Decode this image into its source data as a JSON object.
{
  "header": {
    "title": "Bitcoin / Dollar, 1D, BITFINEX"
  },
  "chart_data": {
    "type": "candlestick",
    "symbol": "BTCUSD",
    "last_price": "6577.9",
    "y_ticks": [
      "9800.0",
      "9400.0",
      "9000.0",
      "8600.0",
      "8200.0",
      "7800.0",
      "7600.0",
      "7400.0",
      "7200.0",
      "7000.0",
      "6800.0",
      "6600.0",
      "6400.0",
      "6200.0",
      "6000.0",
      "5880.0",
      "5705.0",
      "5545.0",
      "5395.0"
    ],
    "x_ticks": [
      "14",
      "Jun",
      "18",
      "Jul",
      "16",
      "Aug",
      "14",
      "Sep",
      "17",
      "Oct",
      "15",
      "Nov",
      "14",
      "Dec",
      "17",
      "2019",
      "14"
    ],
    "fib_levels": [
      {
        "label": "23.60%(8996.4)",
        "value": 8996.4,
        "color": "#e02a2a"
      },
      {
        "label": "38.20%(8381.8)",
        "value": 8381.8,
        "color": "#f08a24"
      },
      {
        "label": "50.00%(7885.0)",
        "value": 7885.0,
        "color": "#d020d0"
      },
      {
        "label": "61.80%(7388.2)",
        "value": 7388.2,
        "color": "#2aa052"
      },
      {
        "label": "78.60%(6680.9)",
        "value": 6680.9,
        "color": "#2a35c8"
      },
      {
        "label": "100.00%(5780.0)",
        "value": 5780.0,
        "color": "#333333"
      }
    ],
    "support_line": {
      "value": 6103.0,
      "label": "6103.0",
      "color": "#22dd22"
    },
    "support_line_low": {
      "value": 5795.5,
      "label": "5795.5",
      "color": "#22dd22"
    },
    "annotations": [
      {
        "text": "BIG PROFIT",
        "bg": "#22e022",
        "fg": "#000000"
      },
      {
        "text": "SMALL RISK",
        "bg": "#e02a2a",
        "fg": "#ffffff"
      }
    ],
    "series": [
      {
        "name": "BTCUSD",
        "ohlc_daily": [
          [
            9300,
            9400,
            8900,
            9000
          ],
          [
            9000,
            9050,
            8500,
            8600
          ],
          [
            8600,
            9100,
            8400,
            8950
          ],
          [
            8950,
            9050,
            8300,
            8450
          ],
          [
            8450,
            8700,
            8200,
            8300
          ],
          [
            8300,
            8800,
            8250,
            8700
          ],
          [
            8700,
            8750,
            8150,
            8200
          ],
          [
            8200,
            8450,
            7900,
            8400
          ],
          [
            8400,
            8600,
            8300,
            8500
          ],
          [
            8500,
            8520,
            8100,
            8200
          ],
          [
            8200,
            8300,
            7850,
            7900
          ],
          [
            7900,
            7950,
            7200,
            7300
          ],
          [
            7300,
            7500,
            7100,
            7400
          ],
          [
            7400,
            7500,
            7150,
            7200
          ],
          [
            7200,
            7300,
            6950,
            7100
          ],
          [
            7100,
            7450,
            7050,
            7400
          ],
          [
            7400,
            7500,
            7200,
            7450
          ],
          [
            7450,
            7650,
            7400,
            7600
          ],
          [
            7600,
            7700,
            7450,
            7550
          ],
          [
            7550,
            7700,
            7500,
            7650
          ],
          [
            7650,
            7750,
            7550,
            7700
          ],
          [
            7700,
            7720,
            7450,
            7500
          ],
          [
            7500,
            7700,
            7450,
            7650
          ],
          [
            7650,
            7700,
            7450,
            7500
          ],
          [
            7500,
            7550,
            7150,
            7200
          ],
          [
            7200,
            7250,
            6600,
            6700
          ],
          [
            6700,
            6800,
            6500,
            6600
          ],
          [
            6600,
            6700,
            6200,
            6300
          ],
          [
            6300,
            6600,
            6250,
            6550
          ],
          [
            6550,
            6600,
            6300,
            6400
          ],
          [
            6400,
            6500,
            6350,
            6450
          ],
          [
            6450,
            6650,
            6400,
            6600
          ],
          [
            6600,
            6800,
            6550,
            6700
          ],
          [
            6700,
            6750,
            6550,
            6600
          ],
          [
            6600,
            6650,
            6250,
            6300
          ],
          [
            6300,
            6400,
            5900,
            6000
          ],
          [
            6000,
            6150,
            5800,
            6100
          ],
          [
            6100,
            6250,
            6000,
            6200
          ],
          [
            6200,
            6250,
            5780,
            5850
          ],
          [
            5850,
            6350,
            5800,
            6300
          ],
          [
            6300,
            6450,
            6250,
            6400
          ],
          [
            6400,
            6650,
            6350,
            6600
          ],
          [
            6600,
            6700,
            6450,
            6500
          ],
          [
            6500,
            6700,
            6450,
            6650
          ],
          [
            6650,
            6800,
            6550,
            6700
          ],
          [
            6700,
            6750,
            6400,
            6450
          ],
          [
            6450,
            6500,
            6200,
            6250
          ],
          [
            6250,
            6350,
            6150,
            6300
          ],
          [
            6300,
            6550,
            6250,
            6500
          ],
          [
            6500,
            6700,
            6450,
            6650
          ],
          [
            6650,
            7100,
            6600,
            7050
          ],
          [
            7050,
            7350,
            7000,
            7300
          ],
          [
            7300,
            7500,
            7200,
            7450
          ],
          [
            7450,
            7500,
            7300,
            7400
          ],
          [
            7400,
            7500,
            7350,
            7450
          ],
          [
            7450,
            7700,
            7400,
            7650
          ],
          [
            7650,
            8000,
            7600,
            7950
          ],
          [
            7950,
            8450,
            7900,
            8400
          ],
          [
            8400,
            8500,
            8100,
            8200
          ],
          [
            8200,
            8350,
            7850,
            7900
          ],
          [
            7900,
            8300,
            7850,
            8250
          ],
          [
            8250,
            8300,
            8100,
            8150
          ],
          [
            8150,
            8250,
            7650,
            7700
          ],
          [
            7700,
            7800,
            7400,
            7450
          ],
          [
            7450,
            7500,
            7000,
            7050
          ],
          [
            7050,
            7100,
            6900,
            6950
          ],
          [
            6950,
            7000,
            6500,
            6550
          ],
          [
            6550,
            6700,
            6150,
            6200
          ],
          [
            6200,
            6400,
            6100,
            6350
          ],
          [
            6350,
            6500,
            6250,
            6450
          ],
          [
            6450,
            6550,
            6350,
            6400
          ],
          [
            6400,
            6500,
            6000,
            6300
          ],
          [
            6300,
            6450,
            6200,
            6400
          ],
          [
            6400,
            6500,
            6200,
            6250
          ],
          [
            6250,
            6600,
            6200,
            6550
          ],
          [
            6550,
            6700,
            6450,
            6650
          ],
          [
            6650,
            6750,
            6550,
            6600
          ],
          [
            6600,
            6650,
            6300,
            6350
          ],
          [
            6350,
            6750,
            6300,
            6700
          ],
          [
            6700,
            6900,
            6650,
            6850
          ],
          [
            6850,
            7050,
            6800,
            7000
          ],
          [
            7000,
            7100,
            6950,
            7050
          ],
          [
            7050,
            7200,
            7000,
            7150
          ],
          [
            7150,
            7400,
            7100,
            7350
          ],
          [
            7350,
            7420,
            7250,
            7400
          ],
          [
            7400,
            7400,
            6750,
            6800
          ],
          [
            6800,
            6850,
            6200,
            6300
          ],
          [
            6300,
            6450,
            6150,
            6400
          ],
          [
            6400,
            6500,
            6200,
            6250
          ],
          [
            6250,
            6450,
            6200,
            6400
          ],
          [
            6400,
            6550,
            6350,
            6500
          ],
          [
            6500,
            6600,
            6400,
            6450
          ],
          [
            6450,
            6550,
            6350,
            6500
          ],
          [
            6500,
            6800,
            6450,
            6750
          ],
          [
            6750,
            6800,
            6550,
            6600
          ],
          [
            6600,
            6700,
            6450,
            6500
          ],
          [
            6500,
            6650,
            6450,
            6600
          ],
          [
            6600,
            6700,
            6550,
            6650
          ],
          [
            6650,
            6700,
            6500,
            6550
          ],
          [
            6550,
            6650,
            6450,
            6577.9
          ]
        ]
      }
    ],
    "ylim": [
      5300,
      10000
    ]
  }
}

=-=-=

**TASK STATEMENT:**
Pull out all lines from the entries above in which the word "value" appears.

**EXERCISE OUTPUT:**
        "value": 8996.4,
        "value": 8381.8,
        "value": 7885.0,
        "value": 7388.2,
        "value": 6680.9,
        "value": 5780.0,
      "value": 6103.0,
      "value": 5795.5,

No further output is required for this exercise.